# AVAILABLE RECORDS:
:::::
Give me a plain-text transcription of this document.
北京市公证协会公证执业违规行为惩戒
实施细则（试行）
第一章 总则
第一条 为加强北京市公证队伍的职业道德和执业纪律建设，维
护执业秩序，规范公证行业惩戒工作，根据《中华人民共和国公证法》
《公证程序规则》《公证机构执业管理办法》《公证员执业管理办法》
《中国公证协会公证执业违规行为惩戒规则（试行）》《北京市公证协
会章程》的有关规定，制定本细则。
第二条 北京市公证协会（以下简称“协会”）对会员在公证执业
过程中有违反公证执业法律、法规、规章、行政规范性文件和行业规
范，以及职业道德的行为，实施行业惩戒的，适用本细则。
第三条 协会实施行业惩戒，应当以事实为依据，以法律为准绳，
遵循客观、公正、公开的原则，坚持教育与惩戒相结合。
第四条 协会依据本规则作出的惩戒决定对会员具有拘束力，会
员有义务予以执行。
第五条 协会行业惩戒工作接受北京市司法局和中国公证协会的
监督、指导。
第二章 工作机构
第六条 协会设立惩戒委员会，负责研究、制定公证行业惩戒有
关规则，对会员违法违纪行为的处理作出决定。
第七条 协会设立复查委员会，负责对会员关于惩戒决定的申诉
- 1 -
:::::
# THE PROBLEM:
Write the data from above out again, exactly.

# PROBLEM SOLUTION:
Give me a plain-text transcription of this document.
北京市公证协会公证执业违规行为惩戒
实施细则（试行）
第一章 总则
第一条 为加强北京市公证队伍的职业道德和执业纪律建设，维
护执业秩序，规范公证行业惩戒工作，根据《中华人民共和国公证法》
《公证程序规则》《公证机构执业管理办法》《公证员执业管理办法》
《中国公证协会公证执业违规行为惩戒规则（试行）》《北京市公证协
会章程》的有关规定，制定本细则。
第二条 北京市公证协会（以下简称“协会”）对会员在公证执业
过程中有违反公证执业法律、法规、规章、行政规范性文件和行业规
范，以及职业道德的行为，实施行业惩戒的，适用本细则。
第三条 协会实施行业惩戒，应当以事实为依据，以法律为准绳，
遵循客观、公正、公开的原则，坚持教育与惩戒相结合。
第四条 协会依据本规则作出的惩戒决定对会员具有拘束力，会
员有义务予以执行。
第五条 协会行业惩戒工作接受北京市司法局和中国公证协会的
监督、指导。
第二章 工作机构
第六条 协会设立惩戒委员会，负责研究、制定公证行业惩戒有
关规则，对会员违法违纪行为的处理作出决定。
第七条 协会设立复查委员会，负责对会员关于惩戒决定的申诉
- 1 -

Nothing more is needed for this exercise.